____ DATA LINES

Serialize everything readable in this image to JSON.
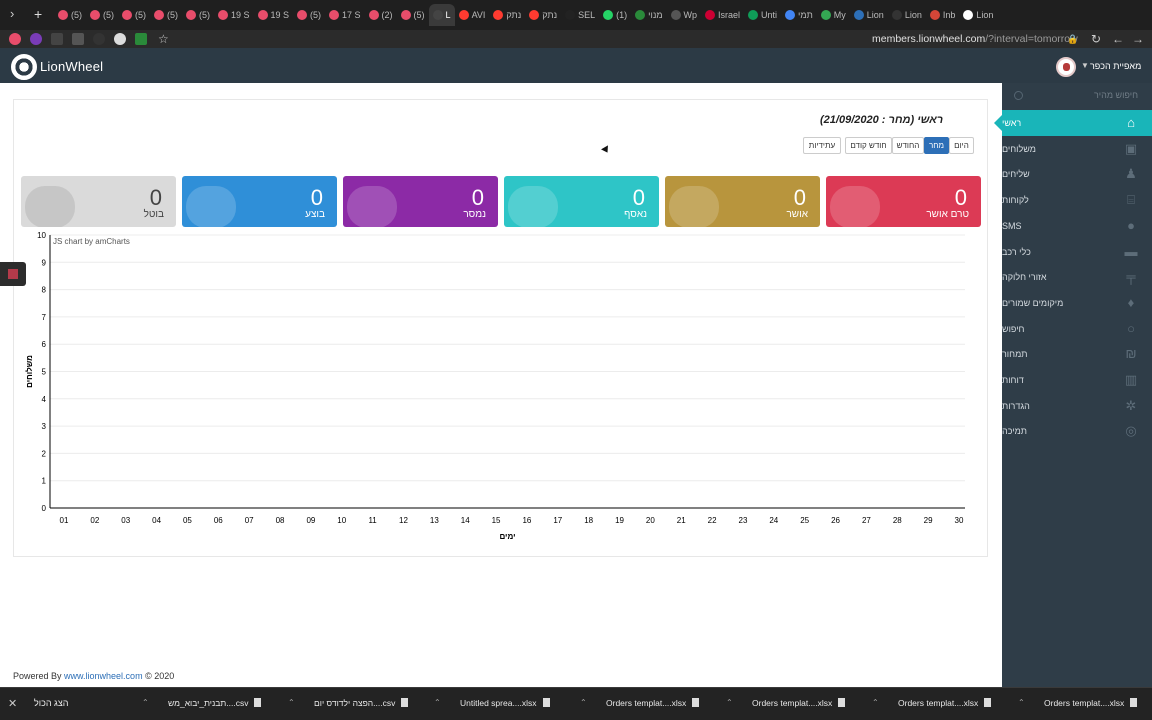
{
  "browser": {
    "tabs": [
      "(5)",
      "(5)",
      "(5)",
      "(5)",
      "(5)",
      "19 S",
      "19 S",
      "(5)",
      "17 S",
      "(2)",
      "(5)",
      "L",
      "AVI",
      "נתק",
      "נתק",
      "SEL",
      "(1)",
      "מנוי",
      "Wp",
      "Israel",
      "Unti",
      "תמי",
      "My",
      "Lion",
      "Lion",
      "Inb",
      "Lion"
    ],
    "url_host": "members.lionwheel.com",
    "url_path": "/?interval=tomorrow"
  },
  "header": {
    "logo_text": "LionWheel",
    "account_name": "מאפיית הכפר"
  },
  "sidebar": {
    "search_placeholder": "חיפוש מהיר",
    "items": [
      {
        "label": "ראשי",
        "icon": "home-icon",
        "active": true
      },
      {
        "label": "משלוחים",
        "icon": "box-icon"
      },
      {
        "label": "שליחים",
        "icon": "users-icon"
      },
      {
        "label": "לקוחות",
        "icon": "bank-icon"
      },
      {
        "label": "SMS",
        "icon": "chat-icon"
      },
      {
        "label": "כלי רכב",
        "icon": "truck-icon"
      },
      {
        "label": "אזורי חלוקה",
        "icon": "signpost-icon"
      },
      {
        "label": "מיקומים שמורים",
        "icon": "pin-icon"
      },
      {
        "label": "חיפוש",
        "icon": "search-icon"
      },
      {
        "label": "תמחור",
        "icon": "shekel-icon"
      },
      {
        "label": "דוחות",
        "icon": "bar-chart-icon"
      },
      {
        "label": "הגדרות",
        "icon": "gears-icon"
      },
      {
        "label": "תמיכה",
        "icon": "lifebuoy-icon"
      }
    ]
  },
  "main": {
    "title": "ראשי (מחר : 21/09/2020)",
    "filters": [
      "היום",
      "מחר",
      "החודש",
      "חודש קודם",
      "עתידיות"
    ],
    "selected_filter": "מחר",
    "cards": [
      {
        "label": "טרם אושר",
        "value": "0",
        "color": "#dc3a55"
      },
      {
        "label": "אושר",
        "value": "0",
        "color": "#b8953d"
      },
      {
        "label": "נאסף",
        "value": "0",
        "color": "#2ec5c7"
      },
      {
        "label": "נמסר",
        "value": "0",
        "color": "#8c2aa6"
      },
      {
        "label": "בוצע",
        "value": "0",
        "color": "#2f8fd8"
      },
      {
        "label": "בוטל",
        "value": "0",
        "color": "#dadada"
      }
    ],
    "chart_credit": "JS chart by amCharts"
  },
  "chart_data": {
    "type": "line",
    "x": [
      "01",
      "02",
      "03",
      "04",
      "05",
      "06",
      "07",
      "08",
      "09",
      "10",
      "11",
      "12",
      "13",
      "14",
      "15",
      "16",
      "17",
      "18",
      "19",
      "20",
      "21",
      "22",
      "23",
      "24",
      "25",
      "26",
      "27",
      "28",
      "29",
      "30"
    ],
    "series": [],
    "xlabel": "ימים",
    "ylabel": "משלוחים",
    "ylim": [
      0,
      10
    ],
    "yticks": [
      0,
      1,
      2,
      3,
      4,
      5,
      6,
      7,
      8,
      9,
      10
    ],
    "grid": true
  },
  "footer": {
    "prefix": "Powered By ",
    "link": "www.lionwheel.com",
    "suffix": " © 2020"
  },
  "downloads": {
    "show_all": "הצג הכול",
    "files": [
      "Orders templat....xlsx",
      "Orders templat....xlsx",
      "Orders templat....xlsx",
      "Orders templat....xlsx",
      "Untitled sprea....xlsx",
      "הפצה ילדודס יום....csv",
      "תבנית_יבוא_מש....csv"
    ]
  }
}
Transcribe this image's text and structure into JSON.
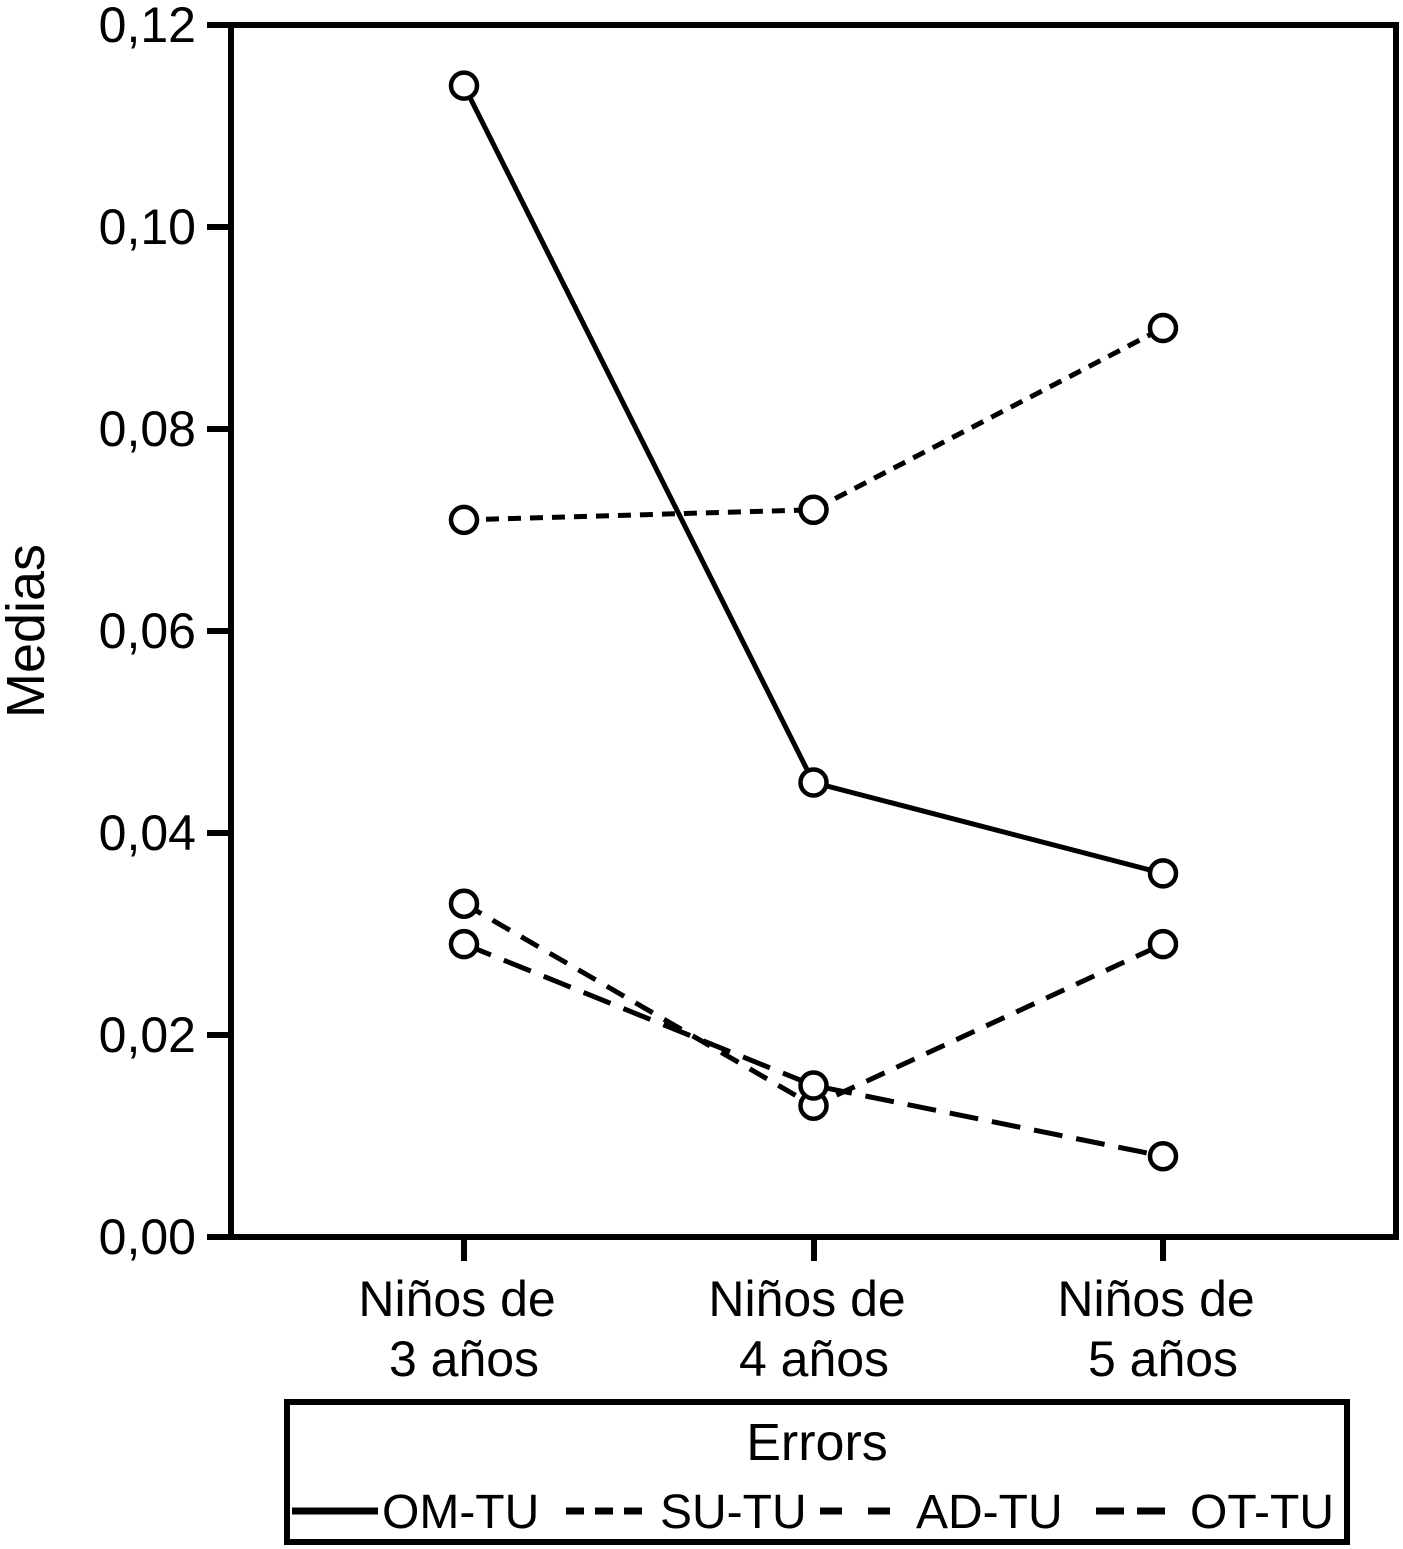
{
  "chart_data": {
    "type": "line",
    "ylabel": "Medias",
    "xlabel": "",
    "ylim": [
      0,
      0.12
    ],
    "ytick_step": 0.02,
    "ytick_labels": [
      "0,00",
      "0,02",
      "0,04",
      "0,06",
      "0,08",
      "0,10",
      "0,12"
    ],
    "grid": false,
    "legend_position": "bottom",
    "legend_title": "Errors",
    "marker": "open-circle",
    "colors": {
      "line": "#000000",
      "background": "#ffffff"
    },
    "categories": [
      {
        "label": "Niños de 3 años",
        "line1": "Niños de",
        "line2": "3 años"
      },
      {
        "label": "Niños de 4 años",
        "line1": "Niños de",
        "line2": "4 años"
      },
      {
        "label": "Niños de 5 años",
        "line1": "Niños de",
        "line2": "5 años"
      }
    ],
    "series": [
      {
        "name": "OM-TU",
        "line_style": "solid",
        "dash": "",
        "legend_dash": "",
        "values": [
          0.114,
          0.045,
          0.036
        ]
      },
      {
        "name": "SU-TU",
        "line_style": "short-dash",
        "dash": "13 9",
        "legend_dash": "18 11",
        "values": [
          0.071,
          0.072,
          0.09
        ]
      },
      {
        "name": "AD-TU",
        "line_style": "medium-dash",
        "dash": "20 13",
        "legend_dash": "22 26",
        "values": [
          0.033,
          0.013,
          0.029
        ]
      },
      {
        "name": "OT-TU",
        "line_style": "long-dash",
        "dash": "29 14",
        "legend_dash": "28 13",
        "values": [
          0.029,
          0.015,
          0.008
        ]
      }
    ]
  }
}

________

## [TASK DESCRIPTION]
Scan the listing above for the word "image" and show each line where it is found.

## [ANSWER TO THE TASK]
Serialize everything readable in this image to JSON.
Transcribe this image's text and structure into JSON.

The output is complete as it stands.